## AUFGABE
Beantworte die folgenden Fragen zum Textauszug über Willy Brandt.
1. In welchem Zeitraum war Willy Brandt Bundeskanzler?
2. In welchem Lager erhielten die Ankömmlinge das Schreiben mit der Signatur des Kanzlers?
3. An welchem Tag trat das während Schröders Kanzlerschaft verabschiedete Zuwanderungsgesetz in Kraft?

## TEXTAUSZUG
„Wir hatten Sie niemals vergessen …“
(Willy Brandt, aus dem Begrüßungsschreiben an die „Heimkehrer“ …)
Dokument des Monats
Der sozialdemokratische Bundeskanzler Willy Brandt (im Amt von 1969 bis 1974) ist in die Geschichte als einer der bedeutendsten deutschen Staatsmänner eingegangen. Besonders die Ost- und Entspannungspolitik, die Aussöhnung und Verständigung mit den osteuropäischen Staaten, waren sein Herzensanliegen. Wandel durch Handel, Wandel durch Annäherung – das waren die Slogans, die seine Kanzlerschaft begleiteten.

Die Folgen dieser Politikwende werden bis heute durchaus kritisch gesehen, insbesondere im Hinblick auf die UdSSR. Der „Kalte Krieg“ kehrte – entgegen den Hoffnungen sowohl der Urheber als auch der Anhänger der neuen Ostpolitik – mit dem Einmarsch der Sowjetunion in Afghanistan 1979 wieder zurück. Immerhin gab Brandt nie das Ziel der deutschen Einheit auf. Die Entspannungspolitik der 1970er-Jahre hatte für viele Deutsche zu erheblichen Verbesserungen im Reise- und Postverkehr zwischen der Bundesrepublik, Westberlin und der DDR geführt.
Woran sich heute noch kaum jemand erinnert, ist sein ausgeprägtes Verantwortungsbewusstsein für die deutschen Minderheiten in den osteuropäischen Staaten. Es existiert ein bemerkenswertes Dokument, das während seiner Kanzlerschaft jedem Ankömmling bzw. „Heimkehrer“ beim Eintreffen im Grenzdurchgangslager Friedland mitausgehändigt wurde. Es trug die Signatur des Kanzlers persönlich, begann stets mit einer unmissverständlichen Ansprache „Liebe Landsleute …“, hieß die Neuankömmlinge herzlich willkommen und versicherte ihnen Unterstützung seitens der Länder und gar der Bundesregierung beim Einleben in die für sie „ganz neue Umwelt“. Damit sprach er ihnen Mut zu und vermittelte ein starkes Gefühl der Zusammengehörigkeit.
Welch ein Unterschied zum Vergleich mit seinen Nachfolgern und Parteikollegen, zu seinen „politischen Enkelkindern“, wie Oskar Lafontaine oder Gerhard Schröder! Der Erstgenannte beschuldigte 1996 die Parteien CDU/CSU öffentlich, dass diese die Aussiedlerinnen und Aussiedler über Jahre zu einer bevorzugten Einwanderungsgruppe erklärt hätten, „weil Sie an der völkischen Ideologie festhalten, die wir nicht für richtig halten…“ [Quelle: Rede von O. Lafontaine im Saarländischen Landtag am 6. März 1996, Archiv Landtag Saarland].
Und während Schröders Kanzlerschaft wurde schließlich ein neues Zuwanderungsgesetz verabschiedet, das am 1. Januar 2005 in Kraft trat. Es enthielt zusätzliche Regelungen für Spätaussiedler, die ihre Einreise nach Deutschland gravierend erschwerten und folglich zur drastischen Reduzierung der Aufnahmestatistik führten: Waren es 2004 noch fast 60.000 Personen, so wurden zwei Jahre später lediglich 7.600 in den bundesdeutschen Aufnahmelagern registriert.
Von Brandts emphatischen und einfühlsamen Formulierung „Wir hatten Sie niemals vergessen“ blieb faktisch nichts mehr übrig.

## BEREITGESTELLTE DATEN

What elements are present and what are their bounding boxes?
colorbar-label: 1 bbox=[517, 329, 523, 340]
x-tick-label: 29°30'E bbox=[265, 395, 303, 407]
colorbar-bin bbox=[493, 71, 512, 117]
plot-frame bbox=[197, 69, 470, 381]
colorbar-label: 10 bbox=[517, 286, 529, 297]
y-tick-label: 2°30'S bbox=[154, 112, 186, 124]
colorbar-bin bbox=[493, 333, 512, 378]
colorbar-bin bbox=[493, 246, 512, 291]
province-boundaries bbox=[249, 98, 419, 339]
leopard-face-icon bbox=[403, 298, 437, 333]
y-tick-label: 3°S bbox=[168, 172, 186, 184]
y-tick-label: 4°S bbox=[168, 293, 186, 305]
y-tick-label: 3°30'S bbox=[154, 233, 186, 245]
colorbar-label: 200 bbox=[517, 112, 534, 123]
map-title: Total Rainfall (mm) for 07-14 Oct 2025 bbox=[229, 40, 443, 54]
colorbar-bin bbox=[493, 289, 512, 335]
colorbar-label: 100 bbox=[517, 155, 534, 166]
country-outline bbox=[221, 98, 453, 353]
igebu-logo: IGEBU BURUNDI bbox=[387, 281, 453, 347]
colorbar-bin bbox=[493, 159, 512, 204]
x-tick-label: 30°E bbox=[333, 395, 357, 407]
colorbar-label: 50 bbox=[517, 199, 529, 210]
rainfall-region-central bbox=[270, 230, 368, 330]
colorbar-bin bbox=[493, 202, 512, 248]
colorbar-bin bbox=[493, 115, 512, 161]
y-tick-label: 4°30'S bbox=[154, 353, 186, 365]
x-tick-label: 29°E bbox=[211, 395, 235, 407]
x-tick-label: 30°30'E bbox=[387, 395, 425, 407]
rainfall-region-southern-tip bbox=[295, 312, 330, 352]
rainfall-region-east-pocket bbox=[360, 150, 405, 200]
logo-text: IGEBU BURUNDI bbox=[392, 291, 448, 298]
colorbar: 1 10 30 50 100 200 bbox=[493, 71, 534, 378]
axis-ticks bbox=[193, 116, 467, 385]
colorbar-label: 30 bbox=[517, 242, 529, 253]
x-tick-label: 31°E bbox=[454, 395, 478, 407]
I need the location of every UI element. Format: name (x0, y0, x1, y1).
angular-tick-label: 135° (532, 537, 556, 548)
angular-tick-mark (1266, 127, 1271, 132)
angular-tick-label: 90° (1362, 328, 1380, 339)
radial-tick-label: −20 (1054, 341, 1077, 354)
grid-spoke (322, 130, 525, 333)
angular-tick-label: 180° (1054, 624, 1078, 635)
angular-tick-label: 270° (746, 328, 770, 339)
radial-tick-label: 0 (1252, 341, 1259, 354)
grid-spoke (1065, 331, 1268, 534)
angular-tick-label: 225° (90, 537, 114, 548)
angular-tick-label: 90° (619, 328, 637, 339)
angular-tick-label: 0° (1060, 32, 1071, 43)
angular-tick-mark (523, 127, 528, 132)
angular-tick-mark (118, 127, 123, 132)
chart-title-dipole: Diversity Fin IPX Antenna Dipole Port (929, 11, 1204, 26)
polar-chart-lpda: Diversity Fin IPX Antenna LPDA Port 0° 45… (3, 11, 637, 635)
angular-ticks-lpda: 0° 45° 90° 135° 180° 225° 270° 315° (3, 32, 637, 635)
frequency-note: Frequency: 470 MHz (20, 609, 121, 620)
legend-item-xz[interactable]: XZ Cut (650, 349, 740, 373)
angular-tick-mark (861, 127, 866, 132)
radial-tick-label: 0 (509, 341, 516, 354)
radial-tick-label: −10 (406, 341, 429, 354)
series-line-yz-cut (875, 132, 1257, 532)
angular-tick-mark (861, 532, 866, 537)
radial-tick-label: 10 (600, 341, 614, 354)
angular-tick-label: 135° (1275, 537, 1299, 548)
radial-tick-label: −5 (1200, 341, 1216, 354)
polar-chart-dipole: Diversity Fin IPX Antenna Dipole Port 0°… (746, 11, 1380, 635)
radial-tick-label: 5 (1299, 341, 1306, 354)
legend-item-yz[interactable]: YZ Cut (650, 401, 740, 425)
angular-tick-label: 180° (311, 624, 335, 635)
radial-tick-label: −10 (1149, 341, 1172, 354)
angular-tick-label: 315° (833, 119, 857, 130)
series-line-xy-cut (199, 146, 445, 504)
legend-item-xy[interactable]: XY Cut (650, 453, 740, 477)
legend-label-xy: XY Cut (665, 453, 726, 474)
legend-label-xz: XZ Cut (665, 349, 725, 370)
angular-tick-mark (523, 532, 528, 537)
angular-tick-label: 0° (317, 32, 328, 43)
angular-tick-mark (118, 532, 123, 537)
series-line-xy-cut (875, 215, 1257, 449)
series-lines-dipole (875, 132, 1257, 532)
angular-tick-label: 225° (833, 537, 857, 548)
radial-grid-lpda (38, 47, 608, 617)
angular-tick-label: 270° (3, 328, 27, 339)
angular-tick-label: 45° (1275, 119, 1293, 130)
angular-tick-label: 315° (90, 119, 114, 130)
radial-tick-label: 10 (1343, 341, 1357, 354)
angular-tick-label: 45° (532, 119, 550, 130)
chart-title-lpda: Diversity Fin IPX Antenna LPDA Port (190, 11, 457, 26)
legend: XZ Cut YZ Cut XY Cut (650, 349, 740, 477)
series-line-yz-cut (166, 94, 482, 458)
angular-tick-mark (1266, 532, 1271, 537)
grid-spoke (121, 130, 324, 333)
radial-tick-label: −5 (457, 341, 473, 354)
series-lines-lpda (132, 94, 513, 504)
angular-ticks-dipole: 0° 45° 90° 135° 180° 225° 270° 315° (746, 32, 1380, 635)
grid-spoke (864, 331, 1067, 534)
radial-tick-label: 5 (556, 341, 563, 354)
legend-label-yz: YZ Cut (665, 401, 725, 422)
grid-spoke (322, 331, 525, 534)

## LÖSUNG
1. Von 1969 bis 1974.
2. Im Grenzdurchgangslager Friedland.
3. Am 1. Januar 2005.